EXTRACTED MATERIAL
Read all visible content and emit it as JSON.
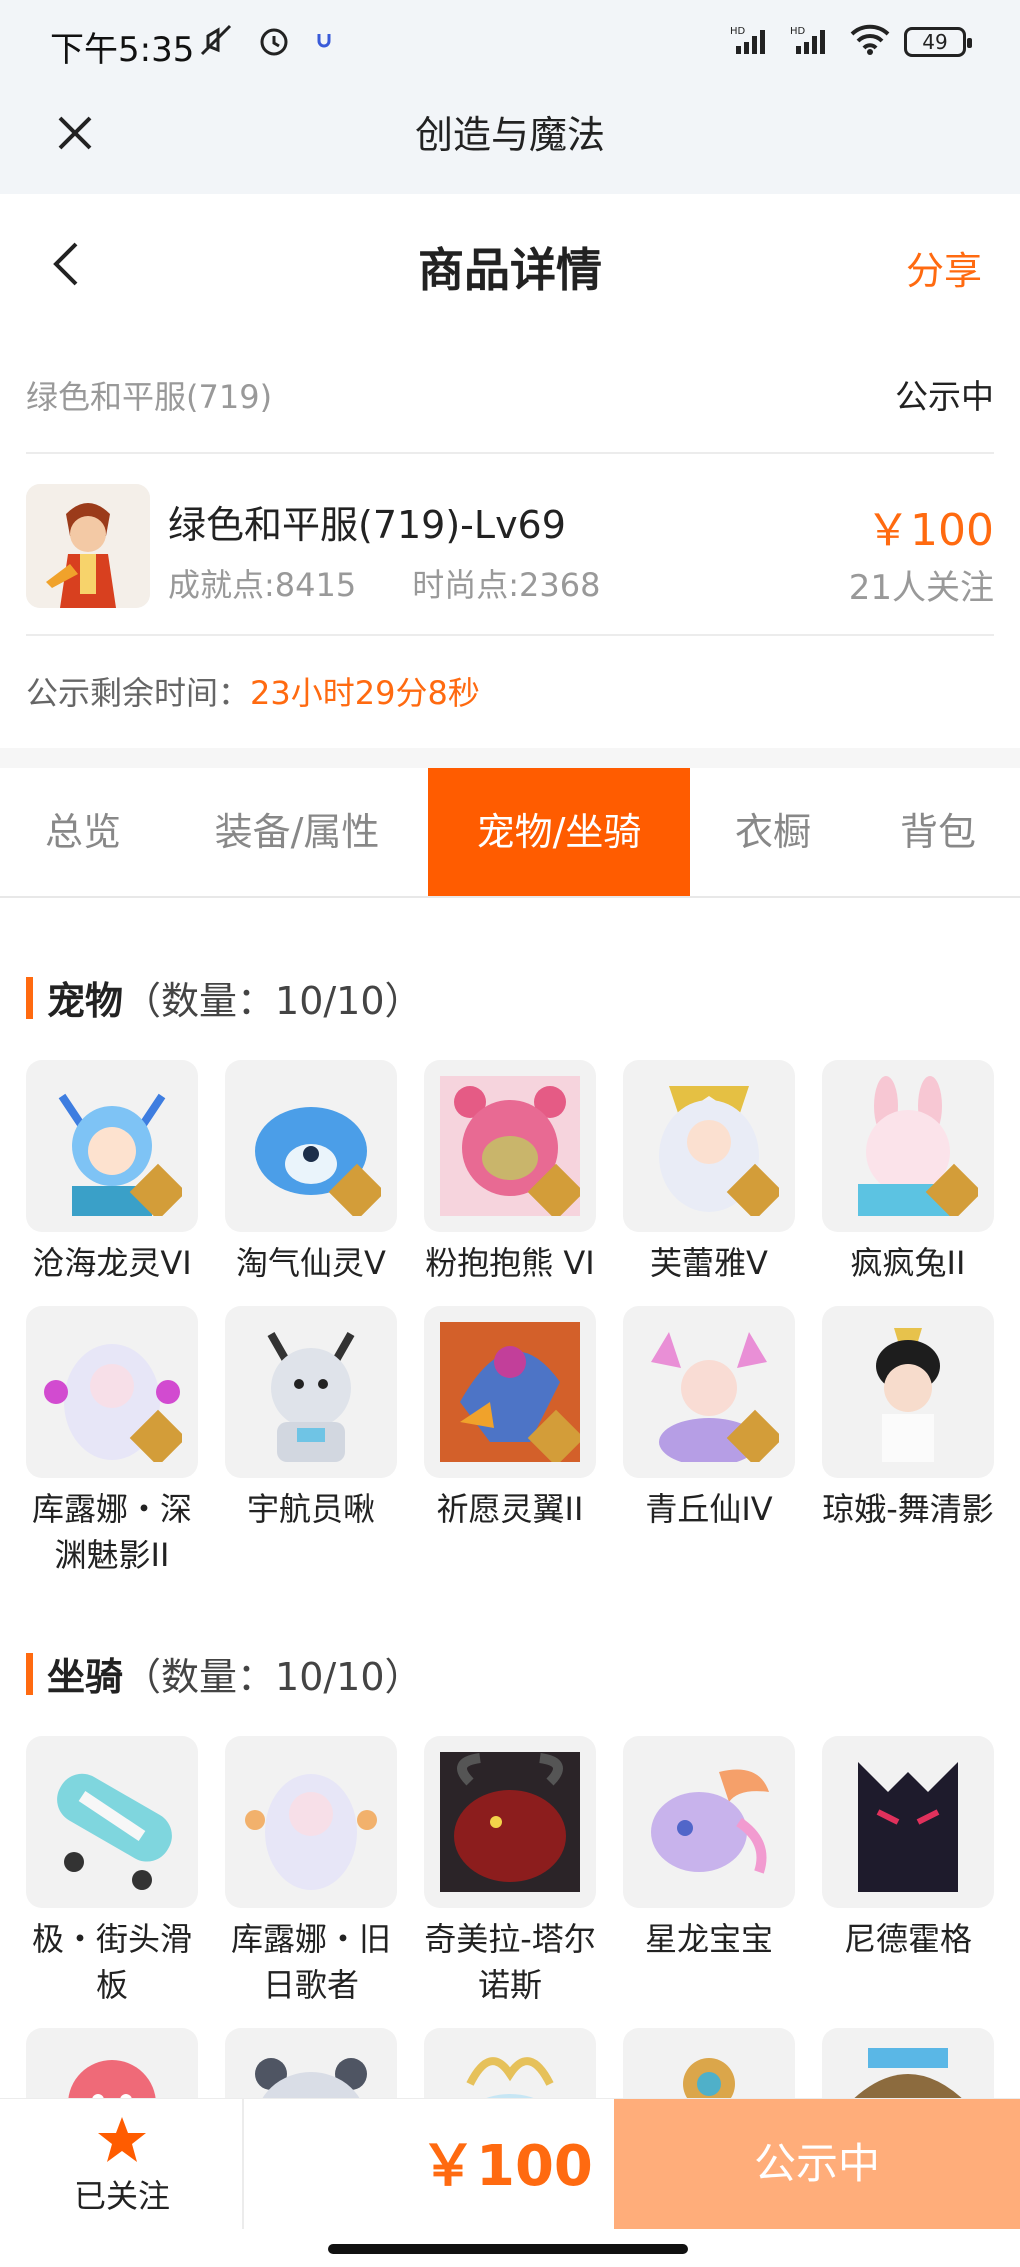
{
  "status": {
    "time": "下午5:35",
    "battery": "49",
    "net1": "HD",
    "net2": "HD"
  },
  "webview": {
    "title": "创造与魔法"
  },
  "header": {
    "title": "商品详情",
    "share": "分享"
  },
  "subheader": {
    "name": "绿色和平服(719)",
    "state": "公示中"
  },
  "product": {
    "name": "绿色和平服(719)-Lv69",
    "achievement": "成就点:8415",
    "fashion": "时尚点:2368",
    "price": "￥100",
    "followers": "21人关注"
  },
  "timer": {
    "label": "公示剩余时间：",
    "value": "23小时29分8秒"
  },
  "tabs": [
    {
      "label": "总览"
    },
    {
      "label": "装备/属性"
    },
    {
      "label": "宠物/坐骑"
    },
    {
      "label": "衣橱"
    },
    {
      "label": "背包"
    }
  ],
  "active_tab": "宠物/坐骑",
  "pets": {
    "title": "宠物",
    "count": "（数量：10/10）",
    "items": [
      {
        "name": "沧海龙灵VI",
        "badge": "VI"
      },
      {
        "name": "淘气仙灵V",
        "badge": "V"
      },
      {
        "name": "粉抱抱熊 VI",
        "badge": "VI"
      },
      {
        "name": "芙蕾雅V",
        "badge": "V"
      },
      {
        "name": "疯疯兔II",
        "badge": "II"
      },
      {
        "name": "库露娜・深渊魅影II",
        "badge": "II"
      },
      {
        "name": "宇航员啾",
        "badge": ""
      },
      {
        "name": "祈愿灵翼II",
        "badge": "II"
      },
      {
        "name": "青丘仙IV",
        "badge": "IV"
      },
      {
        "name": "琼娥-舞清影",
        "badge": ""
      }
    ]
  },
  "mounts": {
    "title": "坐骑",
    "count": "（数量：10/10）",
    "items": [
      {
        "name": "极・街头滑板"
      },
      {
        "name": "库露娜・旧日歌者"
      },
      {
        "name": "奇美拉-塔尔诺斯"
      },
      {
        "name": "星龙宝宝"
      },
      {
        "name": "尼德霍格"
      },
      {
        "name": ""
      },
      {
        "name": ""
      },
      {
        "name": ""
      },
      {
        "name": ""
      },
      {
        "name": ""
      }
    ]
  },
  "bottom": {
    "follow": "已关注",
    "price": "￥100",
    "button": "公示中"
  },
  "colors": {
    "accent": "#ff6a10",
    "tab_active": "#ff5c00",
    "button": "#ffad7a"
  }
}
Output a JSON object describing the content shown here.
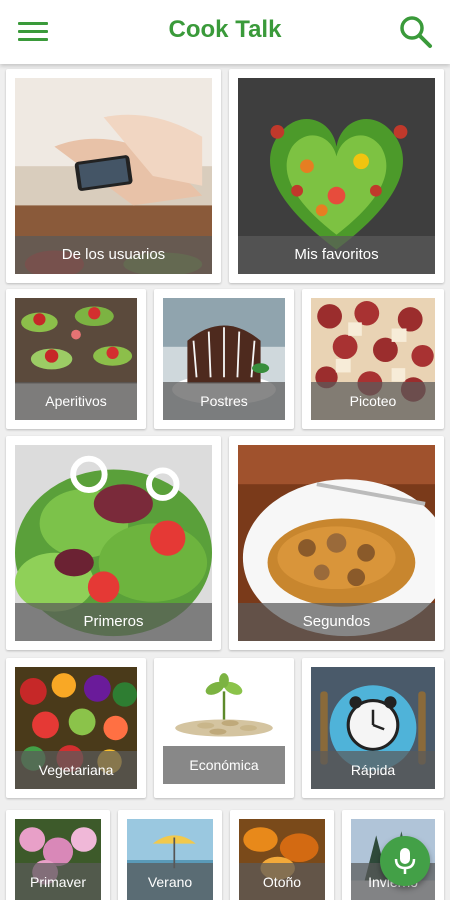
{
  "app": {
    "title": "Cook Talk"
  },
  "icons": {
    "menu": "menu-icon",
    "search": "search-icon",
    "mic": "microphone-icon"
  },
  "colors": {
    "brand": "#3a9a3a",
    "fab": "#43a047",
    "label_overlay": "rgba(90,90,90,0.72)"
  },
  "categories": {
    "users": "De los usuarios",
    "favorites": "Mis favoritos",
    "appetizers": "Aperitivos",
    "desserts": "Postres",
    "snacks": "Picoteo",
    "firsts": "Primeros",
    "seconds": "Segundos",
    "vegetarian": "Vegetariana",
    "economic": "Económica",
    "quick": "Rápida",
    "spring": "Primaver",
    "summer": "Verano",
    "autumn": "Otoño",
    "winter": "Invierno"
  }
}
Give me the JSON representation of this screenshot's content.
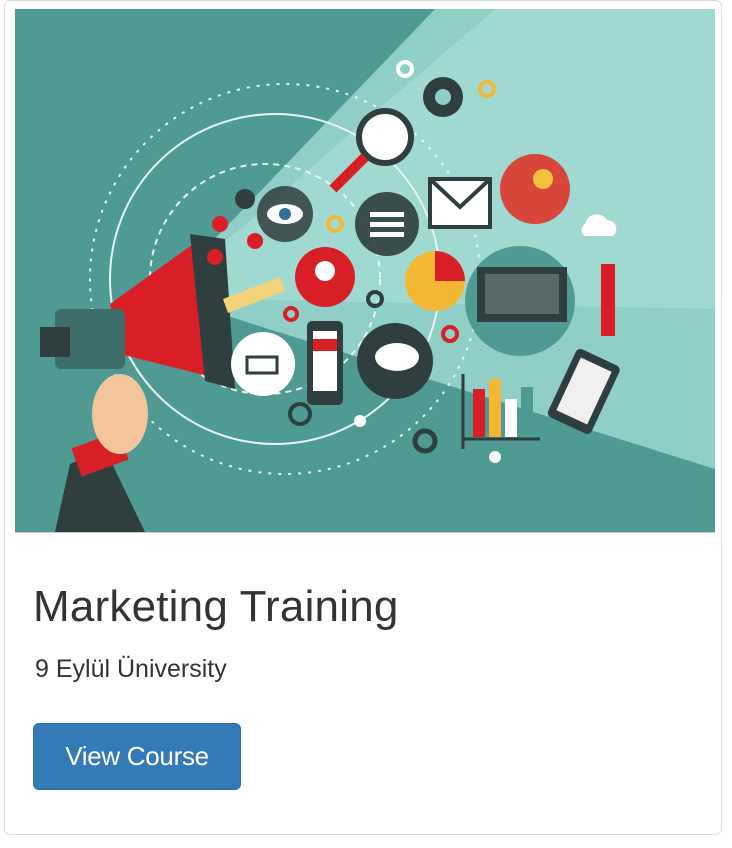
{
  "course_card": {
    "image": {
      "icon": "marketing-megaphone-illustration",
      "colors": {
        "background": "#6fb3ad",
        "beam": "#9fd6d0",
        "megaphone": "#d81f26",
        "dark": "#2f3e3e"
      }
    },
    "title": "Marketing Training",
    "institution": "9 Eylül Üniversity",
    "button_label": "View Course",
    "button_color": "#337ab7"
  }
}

WHAT TO PRODUCE
Copy all the entries word for word. Omit any pictures.

ANSWER IN FULL
Read all visible content and emit it as JSON.
{
  "status": {
    "time": "下午5:35",
    "battery": "49",
    "net1": "HD",
    "net2": "HD"
  },
  "webview": {
    "title": "创造与魔法"
  },
  "header": {
    "title": "商品详情",
    "share": "分享"
  },
  "subheader": {
    "name": "绿色和平服(719)",
    "state": "公示中"
  },
  "product": {
    "name": "绿色和平服(719)-Lv69",
    "achievement": "成就点:8415",
    "fashion": "时尚点:2368",
    "price": "￥100",
    "followers": "21人关注"
  },
  "timer": {
    "label": "公示剩余时间：",
    "value": "23小时29分8秒"
  },
  "tabs": [
    {
      "label": "总览"
    },
    {
      "label": "装备/属性"
    },
    {
      "label": "宠物/坐骑"
    },
    {
      "label": "衣橱"
    },
    {
      "label": "背包"
    }
  ],
  "active_tab": "宠物/坐骑",
  "pets": {
    "title": "宠物",
    "count": "（数量：10/10）",
    "items": [
      {
        "name": "沧海龙灵VI",
        "badge": "VI"
      },
      {
        "name": "淘气仙灵V",
        "badge": "V"
      },
      {
        "name": "粉抱抱熊 VI",
        "badge": "VI"
      },
      {
        "name": "芙蕾雅V",
        "badge": "V"
      },
      {
        "name": "疯疯兔II",
        "badge": "II"
      },
      {
        "name": "库露娜・深渊魅影II",
        "badge": "II"
      },
      {
        "name": "宇航员啾",
        "badge": ""
      },
      {
        "name": "祈愿灵翼II",
        "badge": "II"
      },
      {
        "name": "青丘仙IV",
        "badge": "IV"
      },
      {
        "name": "琼娥-舞清影",
        "badge": ""
      }
    ]
  },
  "mounts": {
    "title": "坐骑",
    "count": "（数量：10/10）",
    "items": [
      {
        "name": "极・街头滑板"
      },
      {
        "name": "库露娜・旧日歌者"
      },
      {
        "name": "奇美拉-塔尔诺斯"
      },
      {
        "name": "星龙宝宝"
      },
      {
        "name": "尼德霍格"
      },
      {
        "name": ""
      },
      {
        "name": ""
      },
      {
        "name": ""
      },
      {
        "name": ""
      },
      {
        "name": ""
      }
    ]
  },
  "bottom": {
    "follow": "已关注",
    "price": "￥100",
    "button": "公示中"
  },
  "colors": {
    "accent": "#ff6a10",
    "tab_active": "#ff5c00",
    "button": "#ffad7a"
  }
}
Output a JSON object describing the content shown here.
{
  "app": {
    "title": "Cook Talk"
  },
  "icons": {
    "menu": "menu-icon",
    "search": "search-icon",
    "mic": "microphone-icon"
  },
  "colors": {
    "brand": "#3a9a3a",
    "fab": "#43a047",
    "label_overlay": "rgba(90,90,90,0.72)"
  },
  "categories": {
    "users": "De los usuarios",
    "favorites": "Mis favoritos",
    "appetizers": "Aperitivos",
    "desserts": "Postres",
    "snacks": "Picoteo",
    "firsts": "Primeros",
    "seconds": "Segundos",
    "vegetarian": "Vegetariana",
    "economic": "Económica",
    "quick": "Rápida",
    "spring": "Primaver",
    "summer": "Verano",
    "autumn": "Otoño",
    "winter": "Invierno"
  }
}
Give me the JSON representation of this screenshot's content.
{
  "course_card": {
    "image": {
      "icon": "marketing-megaphone-illustration",
      "colors": {
        "background": "#6fb3ad",
        "beam": "#9fd6d0",
        "megaphone": "#d81f26",
        "dark": "#2f3e3e"
      }
    },
    "title": "Marketing Training",
    "institution": "9 Eylül Üniversity",
    "button_label": "View Course",
    "button_color": "#337ab7"
  }
}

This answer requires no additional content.